### REQUIRED TASK:
Can you transcribe the data exactly? Leave the pictures out.

#### PROVIDED DATA ####

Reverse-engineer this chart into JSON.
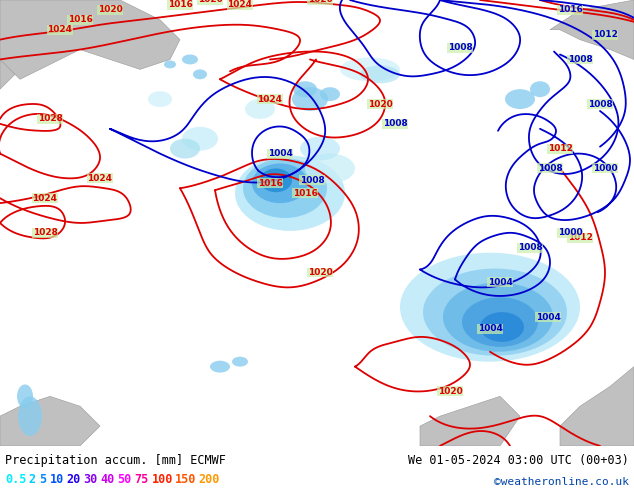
{
  "title_left": "Precipitation accum. [mm] ECMWF",
  "title_right": "We 01-05-2024 03:00 UTC (00+03)",
  "credit": "©weatheronline.co.uk",
  "legend_values": [
    "0.5",
    "2",
    "5",
    "10",
    "20",
    "30",
    "40",
    "50",
    "75",
    "100",
    "150",
    "200"
  ],
  "legend_colors": [
    "#00eeff",
    "#00ccff",
    "#0088ff",
    "#0055ff",
    "#2200ee",
    "#8800ee",
    "#cc00ee",
    "#ff00ff",
    "#ff0099",
    "#ff2200",
    "#ff5500",
    "#ff9900"
  ],
  "land_green": "#cceeaa",
  "land_gray": "#c0c0c0",
  "sea_color": "#aaddcc",
  "precip_colors": [
    "#b8eaf8",
    "#80cef0",
    "#50b0e0",
    "#2090d0",
    "#0070c0"
  ],
  "isobar_red": "#dd0000",
  "isobar_blue": "#0000cc",
  "border_color": "#888888",
  "fig_w": 6.34,
  "fig_h": 4.9,
  "dpi": 100
}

####

### PROBLEM SOLUTION:
Reverse-engineer this chart into JSON.
{
  "title_left": "Precipitation accum. [mm] ECMWF",
  "title_right": "We 01-05-2024 03:00 UTC (00+03)",
  "credit": "©weatheronline.co.uk",
  "legend_values": [
    "0.5",
    "2",
    "5",
    "10",
    "20",
    "30",
    "40",
    "50",
    "75",
    "100",
    "150",
    "200"
  ],
  "legend_colors": [
    "#00eeff",
    "#00ccff",
    "#0088ff",
    "#0055ff",
    "#2200ee",
    "#8800ee",
    "#cc00ee",
    "#ff00ff",
    "#ff0099",
    "#ff2200",
    "#ff5500",
    "#ff9900"
  ],
  "land_green": "#cceeaa",
  "land_gray": "#c0c0c0",
  "sea_color": "#aaddcc",
  "precip_colors": [
    "#b8eaf8",
    "#80cef0",
    "#50b0e0",
    "#2090d0",
    "#0070c0"
  ],
  "isobar_red": "#dd0000",
  "isobar_blue": "#0000cc",
  "border_color": "#888888",
  "fig_w": 6.34,
  "fig_h": 4.9,
  "dpi": 100
}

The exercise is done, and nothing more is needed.